§ Written request
The required output consists solely of the lines from the line containing "Convert this screenshot" through the end of the records, copied exactly.

Dataset listings of figures:
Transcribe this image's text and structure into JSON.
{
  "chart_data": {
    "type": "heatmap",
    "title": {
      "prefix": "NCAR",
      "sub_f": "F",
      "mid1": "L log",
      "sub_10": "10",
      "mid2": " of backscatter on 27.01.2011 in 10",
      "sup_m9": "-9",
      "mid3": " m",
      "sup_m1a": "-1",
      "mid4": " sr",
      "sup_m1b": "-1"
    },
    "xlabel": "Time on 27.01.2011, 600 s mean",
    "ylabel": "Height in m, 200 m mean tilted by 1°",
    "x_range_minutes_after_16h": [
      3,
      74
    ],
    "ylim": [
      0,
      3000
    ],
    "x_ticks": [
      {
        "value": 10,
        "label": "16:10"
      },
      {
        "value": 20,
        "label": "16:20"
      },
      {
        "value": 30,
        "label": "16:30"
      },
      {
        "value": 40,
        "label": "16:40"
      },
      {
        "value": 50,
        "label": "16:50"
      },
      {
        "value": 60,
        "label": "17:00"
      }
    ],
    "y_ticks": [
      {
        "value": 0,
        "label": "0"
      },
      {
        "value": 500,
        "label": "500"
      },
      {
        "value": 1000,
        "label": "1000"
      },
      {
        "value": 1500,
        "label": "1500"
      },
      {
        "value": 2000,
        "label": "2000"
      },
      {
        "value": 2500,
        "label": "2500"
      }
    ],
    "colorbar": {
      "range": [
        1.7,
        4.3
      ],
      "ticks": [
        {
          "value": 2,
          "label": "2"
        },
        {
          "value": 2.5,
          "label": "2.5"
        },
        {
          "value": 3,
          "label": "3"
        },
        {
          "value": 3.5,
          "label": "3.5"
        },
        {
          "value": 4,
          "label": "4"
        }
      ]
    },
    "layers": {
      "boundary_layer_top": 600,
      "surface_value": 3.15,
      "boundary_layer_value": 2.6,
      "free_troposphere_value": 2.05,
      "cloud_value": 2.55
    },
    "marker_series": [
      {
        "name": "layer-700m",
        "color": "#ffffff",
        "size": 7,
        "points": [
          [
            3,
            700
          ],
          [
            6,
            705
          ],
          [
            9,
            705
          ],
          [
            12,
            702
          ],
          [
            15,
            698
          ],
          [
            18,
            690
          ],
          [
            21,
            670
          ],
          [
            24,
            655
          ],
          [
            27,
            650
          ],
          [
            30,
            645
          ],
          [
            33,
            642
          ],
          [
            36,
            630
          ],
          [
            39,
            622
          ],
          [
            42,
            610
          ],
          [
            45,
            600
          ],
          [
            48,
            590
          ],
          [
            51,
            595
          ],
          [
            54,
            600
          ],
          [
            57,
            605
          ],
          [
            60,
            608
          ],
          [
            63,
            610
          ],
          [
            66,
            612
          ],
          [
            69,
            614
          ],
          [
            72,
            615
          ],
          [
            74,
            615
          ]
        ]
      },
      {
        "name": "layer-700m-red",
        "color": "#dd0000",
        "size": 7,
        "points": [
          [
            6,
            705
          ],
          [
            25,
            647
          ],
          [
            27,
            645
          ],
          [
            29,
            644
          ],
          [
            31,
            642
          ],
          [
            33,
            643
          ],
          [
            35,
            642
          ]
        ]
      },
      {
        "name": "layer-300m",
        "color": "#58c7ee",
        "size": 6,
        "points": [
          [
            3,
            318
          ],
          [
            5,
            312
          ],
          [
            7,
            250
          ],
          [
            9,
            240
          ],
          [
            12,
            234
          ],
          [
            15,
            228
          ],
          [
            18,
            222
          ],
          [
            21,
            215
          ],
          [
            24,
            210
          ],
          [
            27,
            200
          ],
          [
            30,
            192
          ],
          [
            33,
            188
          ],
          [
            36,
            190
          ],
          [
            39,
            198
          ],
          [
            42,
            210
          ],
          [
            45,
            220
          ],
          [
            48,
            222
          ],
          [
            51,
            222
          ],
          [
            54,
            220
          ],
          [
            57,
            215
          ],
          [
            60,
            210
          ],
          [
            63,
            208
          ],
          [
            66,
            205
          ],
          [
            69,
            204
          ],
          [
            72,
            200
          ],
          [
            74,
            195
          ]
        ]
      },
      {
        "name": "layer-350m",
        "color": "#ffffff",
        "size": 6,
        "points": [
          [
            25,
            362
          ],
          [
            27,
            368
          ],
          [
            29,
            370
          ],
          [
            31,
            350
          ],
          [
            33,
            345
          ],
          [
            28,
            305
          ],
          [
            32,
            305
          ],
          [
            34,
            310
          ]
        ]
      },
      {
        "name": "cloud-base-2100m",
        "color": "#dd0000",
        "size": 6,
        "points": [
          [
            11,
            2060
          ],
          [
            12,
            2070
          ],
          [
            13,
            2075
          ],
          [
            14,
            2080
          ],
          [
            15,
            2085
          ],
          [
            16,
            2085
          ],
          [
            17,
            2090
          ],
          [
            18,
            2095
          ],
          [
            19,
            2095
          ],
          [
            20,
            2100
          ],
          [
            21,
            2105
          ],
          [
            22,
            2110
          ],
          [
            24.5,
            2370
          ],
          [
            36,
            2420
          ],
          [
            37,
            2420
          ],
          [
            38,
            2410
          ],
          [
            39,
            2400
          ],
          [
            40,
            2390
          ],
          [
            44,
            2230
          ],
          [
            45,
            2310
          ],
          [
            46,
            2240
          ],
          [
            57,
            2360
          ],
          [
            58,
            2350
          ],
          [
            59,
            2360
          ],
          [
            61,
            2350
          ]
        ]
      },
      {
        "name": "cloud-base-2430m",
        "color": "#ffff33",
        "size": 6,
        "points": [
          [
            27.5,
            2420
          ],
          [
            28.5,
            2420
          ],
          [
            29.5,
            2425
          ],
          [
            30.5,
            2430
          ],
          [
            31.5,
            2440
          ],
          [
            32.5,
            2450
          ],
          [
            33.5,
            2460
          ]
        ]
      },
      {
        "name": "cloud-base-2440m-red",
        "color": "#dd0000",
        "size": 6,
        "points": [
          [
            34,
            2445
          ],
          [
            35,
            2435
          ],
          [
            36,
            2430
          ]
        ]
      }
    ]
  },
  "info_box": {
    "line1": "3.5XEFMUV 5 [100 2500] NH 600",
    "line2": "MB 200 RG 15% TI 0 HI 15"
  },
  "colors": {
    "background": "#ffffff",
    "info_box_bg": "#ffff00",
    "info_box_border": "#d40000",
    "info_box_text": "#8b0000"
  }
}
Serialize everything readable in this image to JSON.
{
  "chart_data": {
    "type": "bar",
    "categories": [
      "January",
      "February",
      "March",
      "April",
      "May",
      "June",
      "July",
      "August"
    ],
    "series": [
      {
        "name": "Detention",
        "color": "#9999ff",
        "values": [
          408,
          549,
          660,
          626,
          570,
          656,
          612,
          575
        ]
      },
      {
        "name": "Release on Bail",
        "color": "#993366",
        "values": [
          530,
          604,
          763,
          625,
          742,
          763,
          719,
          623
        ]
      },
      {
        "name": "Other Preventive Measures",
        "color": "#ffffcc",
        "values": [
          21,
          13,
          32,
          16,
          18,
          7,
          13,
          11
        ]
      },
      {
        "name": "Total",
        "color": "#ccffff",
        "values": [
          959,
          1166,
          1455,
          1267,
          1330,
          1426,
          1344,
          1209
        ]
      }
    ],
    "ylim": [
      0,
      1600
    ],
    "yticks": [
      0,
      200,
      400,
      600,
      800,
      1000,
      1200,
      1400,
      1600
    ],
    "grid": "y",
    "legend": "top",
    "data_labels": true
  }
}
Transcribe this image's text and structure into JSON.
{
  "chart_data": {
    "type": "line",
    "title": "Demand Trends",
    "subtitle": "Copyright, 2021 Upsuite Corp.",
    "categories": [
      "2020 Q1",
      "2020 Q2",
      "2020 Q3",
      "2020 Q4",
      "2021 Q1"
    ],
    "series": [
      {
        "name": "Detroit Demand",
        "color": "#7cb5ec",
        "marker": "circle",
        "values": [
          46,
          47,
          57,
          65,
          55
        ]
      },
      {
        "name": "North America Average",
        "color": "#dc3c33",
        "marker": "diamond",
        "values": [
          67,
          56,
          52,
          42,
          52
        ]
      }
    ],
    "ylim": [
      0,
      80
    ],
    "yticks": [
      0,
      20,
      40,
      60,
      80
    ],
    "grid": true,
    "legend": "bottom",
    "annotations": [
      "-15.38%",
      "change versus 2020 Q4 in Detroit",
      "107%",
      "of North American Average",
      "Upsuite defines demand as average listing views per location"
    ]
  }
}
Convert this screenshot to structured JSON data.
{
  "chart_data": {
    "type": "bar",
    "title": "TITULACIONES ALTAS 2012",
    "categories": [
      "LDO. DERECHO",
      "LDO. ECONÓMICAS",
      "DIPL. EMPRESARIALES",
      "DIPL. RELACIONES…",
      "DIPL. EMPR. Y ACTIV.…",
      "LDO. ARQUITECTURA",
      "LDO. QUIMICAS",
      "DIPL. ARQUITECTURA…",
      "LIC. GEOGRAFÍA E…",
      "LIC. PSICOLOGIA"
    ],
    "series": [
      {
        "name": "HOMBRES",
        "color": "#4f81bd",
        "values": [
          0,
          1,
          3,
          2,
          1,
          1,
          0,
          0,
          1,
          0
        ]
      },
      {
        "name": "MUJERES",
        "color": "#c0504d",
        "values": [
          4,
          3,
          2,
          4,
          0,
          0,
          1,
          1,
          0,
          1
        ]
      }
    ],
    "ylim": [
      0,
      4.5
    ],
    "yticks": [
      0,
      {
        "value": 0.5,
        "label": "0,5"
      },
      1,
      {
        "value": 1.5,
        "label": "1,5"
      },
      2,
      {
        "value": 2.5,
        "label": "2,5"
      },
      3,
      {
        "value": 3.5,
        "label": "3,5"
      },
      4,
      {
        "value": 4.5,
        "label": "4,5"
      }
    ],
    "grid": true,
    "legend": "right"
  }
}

§ Exercise result
Convert this screenshot to structured JSON data.
{
  "chart_data": {
    "type": "bar",
    "title": "TITULACIONES ALTAS 2012",
    "categories": [
      "LDO. DERECHO",
      "LDO. ECONÓMICAS",
      "DIPL. EMPRESARIALES",
      "DIPL. RELACIONES…",
      "DIPL. EMPR. Y ACTIV.…",
      "LDO. ARQUITECTURA",
      "LDO. QUIMICAS",
      "DIPL. ARQUITECTURA…",
      "LIC. GEOGRAFÍA E…",
      "LIC. PSICOLOGIA"
    ],
    "series": [
      {
        "name": "HOMBRES",
        "color": "#4f81bd",
        "values": [
          0,
          1,
          3,
          2,
          1,
          1,
          0,
          0,
          1,
          0
        ]
      },
      {
        "name": "MUJERES",
        "color": "#c0504d",
        "values": [
          4,
          3,
          2,
          4,
          0,
          0,
          1,
          1,
          0,
          1
        ]
      }
    ],
    "ylim": [
      0,
      4.5
    ],
    "yticks": [
      0,
      {
        "value": 0.5,
        "label": "0,5"
      },
      1,
      {
        "value": 1.5,
        "label": "1,5"
      },
      2,
      {
        "value": 2.5,
        "label": "2,5"
      },
      3,
      {
        "value": 3.5,
        "label": "3,5"
      },
      4,
      {
        "value": 4.5,
        "label": "4,5"
      }
    ],
    "grid": true,
    "legend": "right"
  }
}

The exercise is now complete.